WHAT TO PRODUCE >> Transcribe each record below word for word.

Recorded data
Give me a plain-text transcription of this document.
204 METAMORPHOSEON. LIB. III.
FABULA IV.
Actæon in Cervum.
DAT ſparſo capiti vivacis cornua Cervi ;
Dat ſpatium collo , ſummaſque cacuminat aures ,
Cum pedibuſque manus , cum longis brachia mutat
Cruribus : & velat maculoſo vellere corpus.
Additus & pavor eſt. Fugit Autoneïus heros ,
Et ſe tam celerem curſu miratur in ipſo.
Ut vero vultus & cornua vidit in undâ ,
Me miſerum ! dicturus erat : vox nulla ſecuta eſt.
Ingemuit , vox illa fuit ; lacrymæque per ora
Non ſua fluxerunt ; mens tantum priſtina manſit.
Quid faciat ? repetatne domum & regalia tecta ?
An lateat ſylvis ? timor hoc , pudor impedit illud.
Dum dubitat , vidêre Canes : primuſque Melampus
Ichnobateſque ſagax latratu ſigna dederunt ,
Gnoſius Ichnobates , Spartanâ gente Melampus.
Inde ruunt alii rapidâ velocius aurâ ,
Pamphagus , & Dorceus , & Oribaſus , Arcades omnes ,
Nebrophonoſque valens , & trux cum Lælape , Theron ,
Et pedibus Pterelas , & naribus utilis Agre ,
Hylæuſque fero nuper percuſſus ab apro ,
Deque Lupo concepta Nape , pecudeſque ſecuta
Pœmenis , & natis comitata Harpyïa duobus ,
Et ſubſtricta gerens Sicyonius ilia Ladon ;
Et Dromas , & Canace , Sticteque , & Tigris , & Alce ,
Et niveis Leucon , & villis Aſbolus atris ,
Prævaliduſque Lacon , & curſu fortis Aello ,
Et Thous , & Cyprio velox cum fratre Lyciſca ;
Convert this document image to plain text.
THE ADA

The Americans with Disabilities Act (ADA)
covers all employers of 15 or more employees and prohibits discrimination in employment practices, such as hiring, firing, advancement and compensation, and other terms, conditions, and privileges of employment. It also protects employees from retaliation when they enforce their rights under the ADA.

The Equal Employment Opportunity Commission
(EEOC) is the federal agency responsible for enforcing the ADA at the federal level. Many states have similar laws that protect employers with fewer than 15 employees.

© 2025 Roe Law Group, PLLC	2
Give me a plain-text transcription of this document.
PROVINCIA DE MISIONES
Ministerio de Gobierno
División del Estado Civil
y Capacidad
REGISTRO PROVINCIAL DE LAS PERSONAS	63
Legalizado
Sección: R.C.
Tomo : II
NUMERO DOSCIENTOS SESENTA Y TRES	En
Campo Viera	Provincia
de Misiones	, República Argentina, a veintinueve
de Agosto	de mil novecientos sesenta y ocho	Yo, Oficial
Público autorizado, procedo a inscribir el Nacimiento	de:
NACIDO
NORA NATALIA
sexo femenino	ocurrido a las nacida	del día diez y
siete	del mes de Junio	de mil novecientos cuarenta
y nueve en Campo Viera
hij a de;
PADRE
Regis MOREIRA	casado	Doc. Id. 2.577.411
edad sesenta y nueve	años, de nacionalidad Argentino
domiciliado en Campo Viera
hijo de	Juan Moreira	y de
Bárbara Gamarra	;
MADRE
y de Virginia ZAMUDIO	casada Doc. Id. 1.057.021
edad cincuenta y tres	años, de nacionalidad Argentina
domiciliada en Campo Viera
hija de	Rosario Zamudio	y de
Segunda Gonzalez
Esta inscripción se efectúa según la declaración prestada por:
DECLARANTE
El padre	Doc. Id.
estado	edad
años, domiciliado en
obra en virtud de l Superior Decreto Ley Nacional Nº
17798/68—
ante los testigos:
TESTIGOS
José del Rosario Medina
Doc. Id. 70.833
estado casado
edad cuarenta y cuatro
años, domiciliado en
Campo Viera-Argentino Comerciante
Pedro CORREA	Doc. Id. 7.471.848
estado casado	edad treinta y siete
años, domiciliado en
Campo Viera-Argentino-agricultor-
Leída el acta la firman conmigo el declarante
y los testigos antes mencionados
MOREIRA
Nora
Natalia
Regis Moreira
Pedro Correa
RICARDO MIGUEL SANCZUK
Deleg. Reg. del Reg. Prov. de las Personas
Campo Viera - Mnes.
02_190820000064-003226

CORRECT RESPONSE >>
Give me a plain-text transcription of this document.
204 METAMORPHOSEON. LIB. III.
FABULA IV.
Actæon in Cervum.
DAT ſparſo capiti vivacis cornua Cervi ;
Dat ſpatium collo , ſummaſque cacuminat aures ,
Cum pedibuſque manus , cum longis brachia mutat
Cruribus : & velat maculoſo vellere corpus.
Additus & pavor eſt. Fugit Autoneïus heros ,
Et ſe tam celerem curſu miratur in ipſo.
Ut vero vultus & cornua vidit in undâ ,
Me miſerum ! dicturus erat : vox nulla ſecuta eſt.
Ingemuit , vox illa fuit ; lacrymæque per ora
Non ſua fluxerunt ; mens tantum priſtina manſit.
Quid faciat ? repetatne domum & regalia tecta ?
An lateat ſylvis ? timor hoc , pudor impedit illud.
Dum dubitat , vidêre Canes : primuſque Melampus
Ichnobateſque ſagax latratu ſigna dederunt ,
Gnoſius Ichnobates , Spartanâ gente Melampus.
Inde ruunt alii rapidâ velocius aurâ ,
Pamphagus , & Dorceus , & Oribaſus , Arcades omnes ,
Nebrophonoſque valens , & trux cum Lælape , Theron ,
Et pedibus Pterelas , & naribus utilis Agre ,
Hylæuſque fero nuper percuſſus ab apro ,
Deque Lupo concepta Nape , pecudeſque ſecuta
Pœmenis , & natis comitata Harpyïa duobus ,
Et ſubſtricta gerens Sicyonius ilia Ladon ;
Et Dromas , & Canace , Sticteque , & Tigris , & Alce ,
Et niveis Leucon , & villis Aſbolus atris ,
Prævaliduſque Lacon , & curſu fortis Aello ,
Et Thous , & Cyprio velox cum fratre Lyciſca ;
Convert this document image to plain text.
THE ADA

The Americans with Disabilities Act (ADA)
covers all employers of 15 or more employees and prohibits discrimination in employment practices, such as hiring, firing, advancement and compensation, and other terms, conditions, and privileges of employment. It also protects employees from retaliation when they enforce their rights under the ADA.

The Equal Employment Opportunity Commission
(EEOC) is the federal agency responsible for enforcing the ADA at the federal level. Many states have similar laws that protect employers with fewer than 15 employees.

© 2025 Roe Law Group, PLLC	2
Give me a plain-text transcription of this document.
PROVINCIA DE MISIONES
Ministerio de Gobierno
División del Estado Civil
y Capacidad
REGISTRO PROVINCIAL DE LAS PERSONAS	63
Legalizado
Sección: R.C.
Tomo : II
NUMERO DOSCIENTOS SESENTA Y TRES	En
Campo Viera	Provincia
de Misiones	, República Argentina, a veintinueve
de Agosto	de mil novecientos sesenta y ocho	Yo, Oficial
Público autorizado, procedo a inscribir el Nacimiento	de:
NACIDO
NORA NATALIA
sexo femenino	ocurrido a las nacida	del día diez y
siete	del mes de Junio	de mil novecientos cuarenta
y nueve en Campo Viera
hij a de;
PADRE
Regis MOREIRA	casado	Doc. Id. 2.577.411
edad sesenta y nueve	años, de nacionalidad Argentino
domiciliado en Campo Viera
hijo de	Juan Moreira	y de
Bárbara Gamarra	;
MADRE
y de Virginia ZAMUDIO	casada Doc. Id. 1.057.021
edad cincuenta y tres	años, de nacionalidad Argentina
domiciliada en Campo Viera
hija de	Rosario Zamudio	y de
Segunda Gonzalez
Esta inscripción se efectúa según la declaración prestada por:
DECLARANTE
El padre	Doc. Id.
estado	edad
años, domiciliado en
obra en virtud de l Superior Decreto Ley Nacional Nº
17798/68—
ante los testigos:
TESTIGOS
José del Rosario Medina
Doc. Id. 70.833
estado casado
edad cuarenta y cuatro
años, domiciliado en
Campo Viera-Argentino Comerciante
Pedro CORREA	Doc. Id. 7.471.848
estado casado	edad treinta y siete
años, domiciliado en
Campo Viera-Argentino-agricultor-
Leída el acta la firman conmigo el declarante
y los testigos antes mencionados
MOREIRA
Nora
Natalia
Regis Moreira
Pedro Correa
RICARDO MIGUEL SANCZUK
Deleg. Reg. del Reg. Prov. de las Personas
Campo Viera - Mnes.
02_190820000064-003226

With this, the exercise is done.